_What you will do:_
Extract every line that includes the string "ямааны".

_Dataset:_
......
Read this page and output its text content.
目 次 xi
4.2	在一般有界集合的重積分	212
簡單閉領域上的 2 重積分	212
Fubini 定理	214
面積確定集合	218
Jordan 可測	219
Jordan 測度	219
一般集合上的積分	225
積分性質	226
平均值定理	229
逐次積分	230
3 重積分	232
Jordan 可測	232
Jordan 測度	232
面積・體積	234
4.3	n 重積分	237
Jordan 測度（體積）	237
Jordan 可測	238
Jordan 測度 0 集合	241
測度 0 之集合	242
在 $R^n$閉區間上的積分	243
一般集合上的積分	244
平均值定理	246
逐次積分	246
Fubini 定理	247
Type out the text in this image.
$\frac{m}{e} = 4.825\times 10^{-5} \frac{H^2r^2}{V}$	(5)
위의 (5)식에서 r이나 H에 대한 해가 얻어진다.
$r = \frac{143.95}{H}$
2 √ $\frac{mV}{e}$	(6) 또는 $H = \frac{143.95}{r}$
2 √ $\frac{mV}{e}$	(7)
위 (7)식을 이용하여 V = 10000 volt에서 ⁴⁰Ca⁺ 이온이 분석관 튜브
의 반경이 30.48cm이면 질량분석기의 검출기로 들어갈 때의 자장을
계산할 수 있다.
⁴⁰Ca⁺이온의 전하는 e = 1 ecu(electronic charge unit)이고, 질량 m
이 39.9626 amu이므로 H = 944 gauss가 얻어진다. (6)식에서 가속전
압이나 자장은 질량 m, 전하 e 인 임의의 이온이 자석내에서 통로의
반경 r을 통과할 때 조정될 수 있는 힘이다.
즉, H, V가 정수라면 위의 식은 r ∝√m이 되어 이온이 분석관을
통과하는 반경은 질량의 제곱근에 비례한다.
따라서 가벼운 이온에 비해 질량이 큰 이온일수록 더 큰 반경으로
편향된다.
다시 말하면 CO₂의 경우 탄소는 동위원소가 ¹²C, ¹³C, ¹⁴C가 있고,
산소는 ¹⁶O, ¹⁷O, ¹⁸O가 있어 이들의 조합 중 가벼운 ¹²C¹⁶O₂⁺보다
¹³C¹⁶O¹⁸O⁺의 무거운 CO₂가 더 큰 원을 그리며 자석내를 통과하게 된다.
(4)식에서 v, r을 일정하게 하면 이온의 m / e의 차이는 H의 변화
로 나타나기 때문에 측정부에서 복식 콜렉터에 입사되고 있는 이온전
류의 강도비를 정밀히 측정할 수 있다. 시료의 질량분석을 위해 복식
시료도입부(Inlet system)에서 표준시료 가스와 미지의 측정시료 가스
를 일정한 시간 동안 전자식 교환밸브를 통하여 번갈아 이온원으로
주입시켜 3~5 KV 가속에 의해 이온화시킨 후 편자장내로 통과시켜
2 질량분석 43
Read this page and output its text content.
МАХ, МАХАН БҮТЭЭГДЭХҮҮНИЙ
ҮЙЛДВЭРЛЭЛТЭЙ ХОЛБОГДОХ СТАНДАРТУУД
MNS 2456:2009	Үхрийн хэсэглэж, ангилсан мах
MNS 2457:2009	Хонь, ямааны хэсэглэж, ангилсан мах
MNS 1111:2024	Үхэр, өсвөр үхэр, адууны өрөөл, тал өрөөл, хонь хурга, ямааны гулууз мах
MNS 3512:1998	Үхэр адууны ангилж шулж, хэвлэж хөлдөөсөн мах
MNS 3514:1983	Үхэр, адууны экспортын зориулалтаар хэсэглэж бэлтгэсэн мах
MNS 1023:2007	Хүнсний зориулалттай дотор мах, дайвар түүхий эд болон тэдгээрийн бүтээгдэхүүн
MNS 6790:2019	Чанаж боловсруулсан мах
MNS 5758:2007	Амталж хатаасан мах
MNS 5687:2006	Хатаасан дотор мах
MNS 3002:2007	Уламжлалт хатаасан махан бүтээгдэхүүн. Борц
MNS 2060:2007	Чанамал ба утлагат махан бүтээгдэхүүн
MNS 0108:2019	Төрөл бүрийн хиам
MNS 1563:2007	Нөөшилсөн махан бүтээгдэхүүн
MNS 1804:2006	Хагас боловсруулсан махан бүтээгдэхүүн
......
_Expected answer:_
MNS 2457:2009	Хонь, ямааны хэсэглэж, ангилсан мах
MNS 1111:2024	Үхэр, өсвөр үхэр, адууны өрөөл, тал өрөөл, хонь хурга, ямааны гулууз мах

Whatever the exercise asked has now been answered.